--- Records shown ---
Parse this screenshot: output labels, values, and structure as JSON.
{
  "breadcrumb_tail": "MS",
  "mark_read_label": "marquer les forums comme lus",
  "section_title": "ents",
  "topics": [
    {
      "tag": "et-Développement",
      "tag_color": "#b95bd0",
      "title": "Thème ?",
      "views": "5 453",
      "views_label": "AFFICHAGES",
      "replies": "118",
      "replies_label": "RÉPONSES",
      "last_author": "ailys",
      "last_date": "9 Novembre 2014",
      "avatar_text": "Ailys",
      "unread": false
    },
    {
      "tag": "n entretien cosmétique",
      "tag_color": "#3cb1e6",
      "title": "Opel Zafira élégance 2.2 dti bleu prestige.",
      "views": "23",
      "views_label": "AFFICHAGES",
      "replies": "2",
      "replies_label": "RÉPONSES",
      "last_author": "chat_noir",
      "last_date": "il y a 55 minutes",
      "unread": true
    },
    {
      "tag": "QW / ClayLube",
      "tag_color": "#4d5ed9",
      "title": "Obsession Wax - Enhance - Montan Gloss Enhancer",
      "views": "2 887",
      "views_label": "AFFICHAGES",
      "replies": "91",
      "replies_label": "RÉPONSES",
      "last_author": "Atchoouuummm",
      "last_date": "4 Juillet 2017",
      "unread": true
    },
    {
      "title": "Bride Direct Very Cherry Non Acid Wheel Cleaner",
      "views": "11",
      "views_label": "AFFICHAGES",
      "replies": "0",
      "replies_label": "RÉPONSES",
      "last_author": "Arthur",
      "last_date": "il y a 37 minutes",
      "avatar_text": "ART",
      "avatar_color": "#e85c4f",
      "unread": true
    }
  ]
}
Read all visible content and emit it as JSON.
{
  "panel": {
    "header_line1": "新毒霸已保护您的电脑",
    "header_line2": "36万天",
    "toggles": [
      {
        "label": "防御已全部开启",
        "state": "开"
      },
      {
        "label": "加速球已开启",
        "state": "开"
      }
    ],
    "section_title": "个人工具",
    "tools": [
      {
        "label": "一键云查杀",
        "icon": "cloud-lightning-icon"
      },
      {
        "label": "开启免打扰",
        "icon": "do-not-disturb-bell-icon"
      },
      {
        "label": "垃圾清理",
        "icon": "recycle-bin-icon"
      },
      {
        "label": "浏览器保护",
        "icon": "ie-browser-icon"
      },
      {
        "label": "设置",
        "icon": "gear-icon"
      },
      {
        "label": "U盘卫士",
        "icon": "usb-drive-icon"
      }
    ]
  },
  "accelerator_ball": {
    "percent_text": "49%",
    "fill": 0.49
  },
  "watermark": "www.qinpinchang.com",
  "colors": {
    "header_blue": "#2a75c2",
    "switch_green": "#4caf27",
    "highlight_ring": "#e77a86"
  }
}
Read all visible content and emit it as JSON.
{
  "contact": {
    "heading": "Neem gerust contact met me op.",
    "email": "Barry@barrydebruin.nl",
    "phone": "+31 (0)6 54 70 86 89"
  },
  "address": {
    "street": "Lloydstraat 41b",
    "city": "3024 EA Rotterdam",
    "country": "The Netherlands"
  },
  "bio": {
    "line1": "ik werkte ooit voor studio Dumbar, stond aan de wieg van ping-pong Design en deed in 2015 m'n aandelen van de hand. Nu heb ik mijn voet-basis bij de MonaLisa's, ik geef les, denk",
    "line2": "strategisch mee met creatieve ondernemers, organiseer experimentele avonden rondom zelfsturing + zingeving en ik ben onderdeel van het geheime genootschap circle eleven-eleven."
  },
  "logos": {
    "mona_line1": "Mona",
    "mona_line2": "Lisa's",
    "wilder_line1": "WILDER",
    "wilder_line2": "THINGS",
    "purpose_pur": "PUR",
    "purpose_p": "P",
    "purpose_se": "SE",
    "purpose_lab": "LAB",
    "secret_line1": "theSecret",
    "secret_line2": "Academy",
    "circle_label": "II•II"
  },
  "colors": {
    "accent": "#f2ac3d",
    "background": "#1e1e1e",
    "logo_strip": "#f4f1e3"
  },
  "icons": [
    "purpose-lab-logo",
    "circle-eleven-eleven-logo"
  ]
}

--- What the task requires ---
Transcribe each entry precisely, missing none.

--- Problem solution ---
Parse this screenshot: output labels, values, and structure as JSON.
{
  "breadcrumb_tail": "MS",
  "mark_read_label": "marquer les forums comme lus",
  "section_title": "ents",
  "topics": [
    {
      "tag": "et-Développement",
      "tag_color": "#b95bd0",
      "title": "Thème ?",
      "views": "5 453",
      "views_label": "AFFICHAGES",
      "replies": "118",
      "replies_label": "RÉPONSES",
      "last_author": "ailys",
      "last_date": "9 Novembre 2014",
      "avatar_text": "Ailys",
      "unread": false
    },
    {
      "tag": "n entretien cosmétique",
      "tag_color": "#3cb1e6",
      "title": "Opel Zafira élégance 2.2 dti bleu prestige.",
      "views": "23",
      "views_label": "AFFICHAGES",
      "replies": "2",
      "replies_label": "RÉPONSES",
      "last_author": "chat_noir",
      "last_date": "il y a 55 minutes",
      "unread": true
    },
    {
      "tag": "QW / ClayLube",
      "tag_color": "#4d5ed9",
      "title": "Obsession Wax - Enhance - Montan Gloss Enhancer",
      "views": "2 887",
      "views_label": "AFFICHAGES",
      "replies": "91",
      "replies_label": "RÉPONSES",
      "last_author": "Atchoouuummm",
      "last_date": "4 Juillet 2017",
      "unread": true
    },
    {
      "title": "Bride Direct Very Cherry Non Acid Wheel Cleaner",
      "views": "11",
      "views_label": "AFFICHAGES",
      "replies": "0",
      "replies_label": "RÉPONSES",
      "last_author": "Arthur",
      "last_date": "il y a 37 minutes",
      "avatar_text": "ART",
      "avatar_color": "#e85c4f",
      "unread": true
    }
  ]
}
Read all visible content and emit it as JSON.
{
  "panel": {
    "header_line1": "新毒霸已保护您的电脑",
    "header_line2": "36万天",
    "toggles": [
      {
        "label": "防御已全部开启",
        "state": "开"
      },
      {
        "label": "加速球已开启",
        "state": "开"
      }
    ],
    "section_title": "个人工具",
    "tools": [
      {
        "label": "一键云查杀",
        "icon": "cloud-lightning-icon"
      },
      {
        "label": "开启免打扰",
        "icon": "do-not-disturb-bell-icon"
      },
      {
        "label": "垃圾清理",
        "icon": "recycle-bin-icon"
      },
      {
        "label": "浏览器保护",
        "icon": "ie-browser-icon"
      },
      {
        "label": "设置",
        "icon": "gear-icon"
      },
      {
        "label": "U盘卫士",
        "icon": "usb-drive-icon"
      }
    ]
  },
  "accelerator_ball": {
    "percent_text": "49%",
    "fill": 0.49
  },
  "watermark": "www.qinpinchang.com",
  "colors": {
    "header_blue": "#2a75c2",
    "switch_green": "#4caf27",
    "highlight_ring": "#e77a86"
  }
}
Read all visible content and emit it as JSON.
{
  "contact": {
    "heading": "Neem gerust contact met me op.",
    "email": "Barry@barrydebruin.nl",
    "phone": "+31 (0)6 54 70 86 89"
  },
  "address": {
    "street": "Lloydstraat 41b",
    "city": "3024 EA Rotterdam",
    "country": "The Netherlands"
  },
  "bio": {
    "line1": "ik werkte ooit voor studio Dumbar, stond aan de wieg van ping-pong Design en deed in 2015 m'n aandelen van de hand. Nu heb ik mijn voet-basis bij de MonaLisa's, ik geef les, denk",
    "line2": "strategisch mee met creatieve ondernemers, organiseer experimentele avonden rondom zelfsturing + zingeving en ik ben onderdeel van het geheime genootschap circle eleven-eleven."
  },
  "logos": {
    "mona_line1": "Mona",
    "mona_line2": "Lisa's",
    "wilder_line1": "WILDER",
    "wilder_line2": "THINGS",
    "purpose_pur": "PUR",
    "purpose_p": "P",
    "purpose_se": "SE",
    "purpose_lab": "LAB",
    "secret_line1": "theSecret",
    "secret_line2": "Academy",
    "circle_label": "II•II"
  },
  "colors": {
    "accent": "#f2ac3d",
    "background": "#1e1e1e",
    "logo_strip": "#f4f1e3"
  },
  "icons": [
    "purpose-lab-logo",
    "circle-eleven-eleven-logo"
  ]
}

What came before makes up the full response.